begin DOCUMENT SEGMENT
Monday 20 May 2013

Keeping alive Gaza's culinary traditions

Chef Asad Abu Haseera prepares a sea bream
Despite food shortages and irregular power supplies, people in Gaza are finding ways to keep their culinary traditions alive - and eat their own distinctive spicy dishes.
Amid the loud whir of fans and clatter of plates in his kitchen, Asad Abu Haseera ladles a rich, tomato and chilli sauce over the fresh prawns sizzling in a pan.
When the mixture is simmering, he pours it into a traditional clay bowl - or zibdiya - and slides it under the flames lapping around an open grill.
A few minutes later, as the top of the stew bubbles like molten lava, the young chef removes it from the heat and sprinkles on some crushed pistachio nuts. This is zibdiyit gambari, a cherished Gazan dish.
"People in Gaza love to eat fish and seafood of all kinds. It's good for the health and full of vitamins," says Abu Haseera, who trained under his father at the family restaurant from the age of 13. "We say it's the best tonic and can even give you sexual energy."
Chef Asad Abu Haseera ready to serve prawns with sea bream Chef Asad Abu Haseera
The Gaza Strip is a small, coastal sliver of land that is home to over 1.6 million Palestinians. Most people's primary associations with it probably involve its Islamist Hamas government, militants fighting Israel and the Israeli border blockade.
However, a new cookbook - The Gaza Kitchen - that went on sale in the UK this month, tries to give an alternative perspective by focusing on the distinctive, and piquant, local cuisine.
"We had an intuition that this would be a really remarkable way of telling the story of Gaza - the connection between the people, the land and the history," says co-author Laila el-Haddad, who is Gazan but lives in the US.
"An overhead view of a bombed-out building, something exploding, people wailing or a masked gunman, those are kind of the images that are conjured up when one sees Gaza in the news," she says.
"We wanted to challenge that and say what you would see if you zoomed into the kitchens and had a conversation or cooked with the women, men and children."
Two sea bream on a flame grill Sea bream, known as Denis fish, is another Gazan favourite
In her kitchen in the Nuseirat Refugee Camp, Um Mohammed shows me how to make a typical Gazan salad called dagga using a pestle and mortar to pound garlic, dill, fresh chillis and tomato.
"My recipes are all from central Gaza. I learnt them from my mum, my uncle and aunt, and my sister-in-law," she tells me.
While she adds a tahina sesame seed paste sauce and chopped chillis to thin slices of fried aubergine, other members of her extended family gather round to join the discussion on the best dishes for special occasions.
end DOCUMENT SEGMENT
= PROBLEM SET =
1 > Translate this sentence from the article on Gaza's culinary traditions into Spanish: "The Gaza Strip is a small, coastal sliver of land that is home to over 1.6 million Palestinians."
2 > Does each statement agree with the article on Gaza's culinary traditions? Answer yes or no for each, and quote the words that decide it.
(a) Asad Abu Haseera began training under his father at age 13.
(b) Laila el-Haddad lives in Gaza.
(c) The Gaza Kitchen went on sale in the US this month.
3 > Reproduce the passage of the article on Gaza's culinary traditions from "Two sea bream" up to and including "she tells me.".
begin SOURCE MATERIAL
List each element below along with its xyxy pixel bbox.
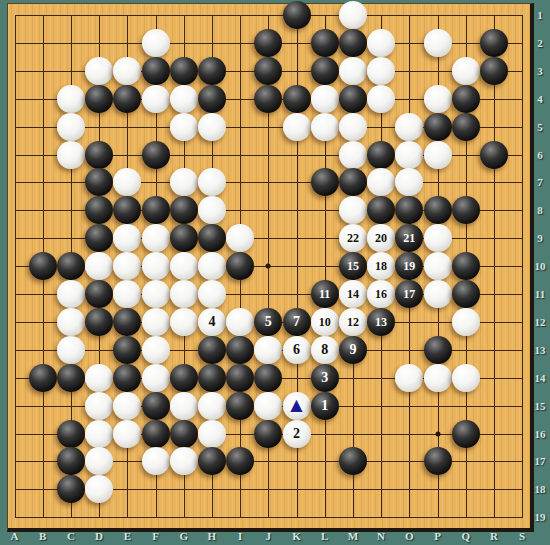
end SOURCE MATERIAL
= FINAL RESULTS =
1 > La Franja de Gaza es una pequeña y estrecha franja de tierra costera donde viven más de 1,6 millones de palestinos.

2 >
(a) Yes: "who trained under his father at the family restaurant from the age of 13"
(b) No: "who is Gazan but lives in the US"
(c) No: "that went on sale in the UK this month"

3 >
Two sea bream on a flame grill Sea bream, known as Denis fish, is another Gazan favourite
In her kitchen in the Nuseirat Refugee Camp, Um Mohammed shows me how to make a typical Gazan salad called dagga using a pestle and mortar to pound garlic, dill, fresh chillis and tomato.
"My recipes are all from central Gaza. I learnt them from my mum, my uncle and aunt, and my sister-in-law," she tells me.